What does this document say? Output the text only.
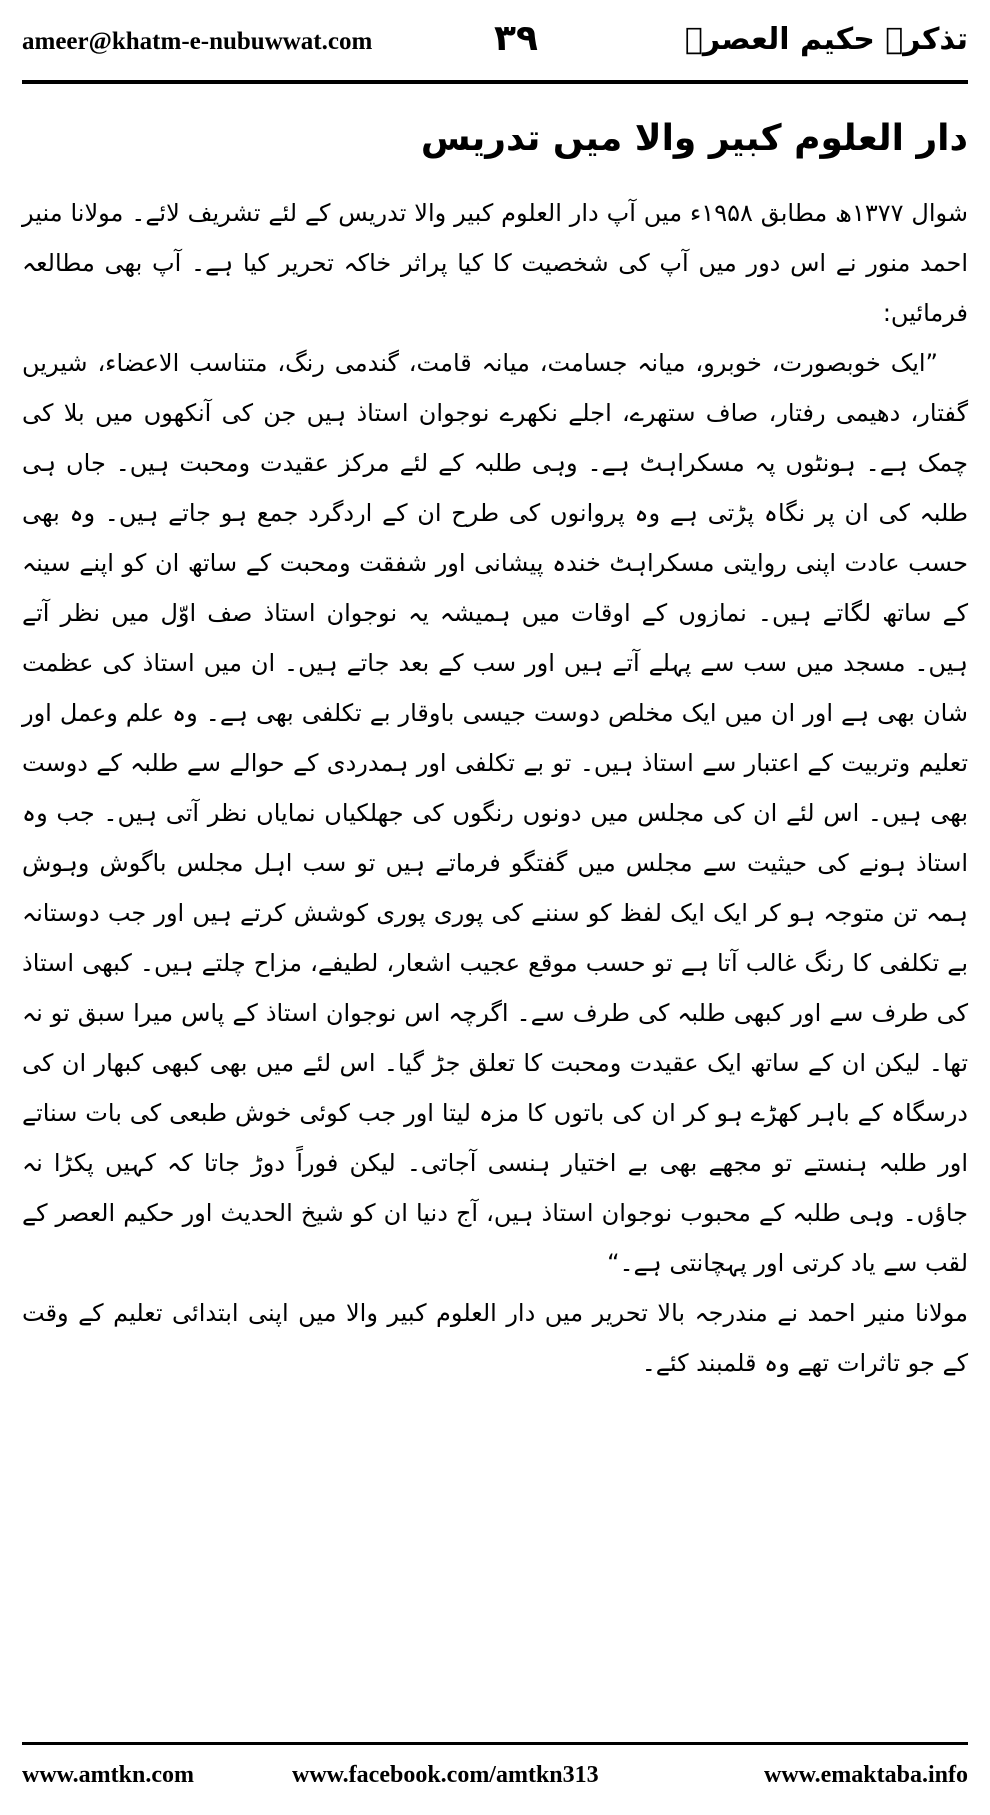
ameer@khatm-e-nubuwwat.com	۳۹	تذکرہ حکیم العصرؒ
دار العلوم کبیر والا میں تدریس

شوال ۱۳۷۷ھ مطابق ۱۹۵۸ء میں آپ دار العلوم کبیر والا تدریس کے لئے تشریف لائے۔ مولانا منیر احمد منور نے اس دور میں آپ کی شخصیت کا کیا پراثر خاکہ تحریر کیا ہے۔ آپ بھی مطالعہ فرمائیں:

”ایک خوبصورت، خوبرو، میانہ جسامت، میانہ قامت، گندمی رنگ، متناسب الاعضاء، شیریں گفتار، دھیمی رفتار، صاف ستھرے، اجلے نکھرے نوجوان استاذ ہیں جن کی آنکھوں میں بلا کی چمک ہے۔ ہونٹوں پہ مسکراہٹ ہے۔ وہی طلبہ کے لئے مرکز عقیدت ومحبت ہیں۔ جاں ہی طلبہ کی ان پر نگاہ پڑتی ہے وہ پروانوں کی طرح ان کے اردگرد جمع ہو جاتے ہیں۔ وہ بھی حسب عادت اپنی روایتی مسکراہٹ خندہ پیشانی اور شفقت ومحبت کے ساتھ ان کو اپنے سینہ کے ساتھ لگاتے ہیں۔ نمازوں کے اوقات میں ہمیشہ یہ نوجوان استاذ صف اوّل میں نظر آتے ہیں۔ مسجد میں سب سے پہلے آتے ہیں اور سب کے بعد جاتے ہیں۔ ان میں استاذ کی عظمت شان بھی ہے اور ان میں ایک مخلص دوست جیسی باوقار بے تکلفی بھی ہے۔ وہ علم وعمل اور تعلیم وتربیت کے اعتبار سے استاذ ہیں۔ تو بے تکلفی اور ہمدردی کے حوالے سے طلبہ کے دوست بھی ہیں۔ اس لئے ان کی مجلس میں دونوں رنگوں کی جھلکیاں نمایاں نظر آتی ہیں۔ جب وہ استاذ ہونے کی حیثیت سے مجلس میں گفتگو فرماتے ہیں تو سب اہل مجلس باگوش وہوش ہمہ تن متوجہ ہو کر ایک ایک لفظ کو سننے کی پوری پوری کوشش کرتے ہیں اور جب دوستانہ بے تکلفی کا رنگ غالب آتا ہے تو حسب موقع عجیب اشعار، لطیفے، مزاح چلتے ہیں۔ کبھی استاذ کی طرف سے اور کبھی طلبہ کی طرف سے۔ اگرچہ اس نوجوان استاذ کے پاس میرا سبق تو نہ تھا۔ لیکن ان کے ساتھ ایک عقیدت ومحبت کا تعلق جڑ گیا۔ اس لئے میں بھی کبھی کبھار ان کی درسگاہ کے باہر کھڑے ہو کر ان کی باتوں کا مزہ لیتا اور جب کوئی خوش طبعی کی بات سناتے اور طلبہ ہنستے تو مجھے بھی بے اختیار ہنسی آجاتی۔ لیکن فوراً دوڑ جاتا کہ کہیں پکڑا نہ جاؤں۔ وہی طلبہ کے محبوب نوجوان استاذ ہیں، آج دنیا ان کو شیخ الحدیث اور حکیم العصر کے لقب سے یاد کرتی اور پہچانتی ہے۔“

مولانا منیر احمد نے مندرجہ بالا تحریر میں دار العلوم کبیر والا میں اپنی ابتدائی تعلیم کے وقت کے جو تاثرات تھے وہ قلمبند کئے۔

www.amtkn.com	www.facebook.com/amtkn313	www.emaktaba.info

--------

→ **Problem statement**
Restate the records word for word, omitting images.

→ **Result for this task**
What does this document say? Output the text only.
ameer@khatm-e-nubuwwat.com	۳۹	تذکرہ حکیم العصرؒ
دار العلوم کبیر والا میں تدریس

شوال ۱۳۷۷ھ مطابق ۱۹۵۸ء میں آپ دار العلوم کبیر والا تدریس کے لئے تشریف لائے۔ مولانا منیر احمد منور نے اس دور میں آپ کی شخصیت کا کیا پراثر خاکہ تحریر کیا ہے۔ آپ بھی مطالعہ فرمائیں:

”ایک خوبصورت، خوبرو، میانہ جسامت، میانہ قامت، گندمی رنگ، متناسب الاعضاء، شیریں گفتار، دھیمی رفتار، صاف ستھرے، اجلے نکھرے نوجوان استاذ ہیں جن کی آنکھوں میں بلا کی چمک ہے۔ ہونٹوں پہ مسکراہٹ ہے۔ وہی طلبہ کے لئے مرکز عقیدت ومحبت ہیں۔ جاں ہی طلبہ کی ان پر نگاہ پڑتی ہے وہ پروانوں کی طرح ان کے اردگرد جمع ہو جاتے ہیں۔ وہ بھی حسب عادت اپنی روایتی مسکراہٹ خندہ پیشانی اور شفقت ومحبت کے ساتھ ان کو اپنے سینہ کے ساتھ لگاتے ہیں۔ نمازوں کے اوقات میں ہمیشہ یہ نوجوان استاذ صف اوّل میں نظر آتے ہیں۔ مسجد میں سب سے پہلے آتے ہیں اور سب کے بعد جاتے ہیں۔ ان میں استاذ کی عظمت شان بھی ہے اور ان میں ایک مخلص دوست جیسی باوقار بے تکلفی بھی ہے۔ وہ علم وعمل اور تعلیم وتربیت کے اعتبار سے استاذ ہیں۔ تو بے تکلفی اور ہمدردی کے حوالے سے طلبہ کے دوست بھی ہیں۔ اس لئے ان کی مجلس میں دونوں رنگوں کی جھلکیاں نمایاں نظر آتی ہیں۔ جب وہ استاذ ہونے کی حیثیت سے مجلس میں گفتگو فرماتے ہیں تو سب اہل مجلس باگوش وہوش ہمہ تن متوجہ ہو کر ایک ایک لفظ کو سننے کی پوری پوری کوشش کرتے ہیں اور جب دوستانہ بے تکلفی کا رنگ غالب آتا ہے تو حسب موقع عجیب اشعار، لطیفے، مزاح چلتے ہیں۔ کبھی استاذ کی طرف سے اور کبھی طلبہ کی طرف سے۔ اگرچہ اس نوجوان استاذ کے پاس میرا سبق تو نہ تھا۔ لیکن ان کے ساتھ ایک عقیدت ومحبت کا تعلق جڑ گیا۔ اس لئے میں بھی کبھی کبھار ان کی درسگاہ کے باہر کھڑے ہو کر ان کی باتوں کا مزہ لیتا اور جب کوئی خوش طبعی کی بات سناتے اور طلبہ ہنستے تو مجھے بھی بے اختیار ہنسی آجاتی۔ لیکن فوراً دوڑ جاتا کہ کہیں پکڑا نہ جاؤں۔ وہی طلبہ کے محبوب نوجوان استاذ ہیں، آج دنیا ان کو شیخ الحدیث اور حکیم العصر کے لقب سے یاد کرتی اور پہچانتی ہے۔“

مولانا منیر احمد نے مندرجہ بالا تحریر میں دار العلوم کبیر والا میں اپنی ابتدائی تعلیم کے وقت کے جو تاثرات تھے وہ قلمبند کئے۔

www.amtkn.com	www.facebook.com/amtkn313	www.emaktaba.info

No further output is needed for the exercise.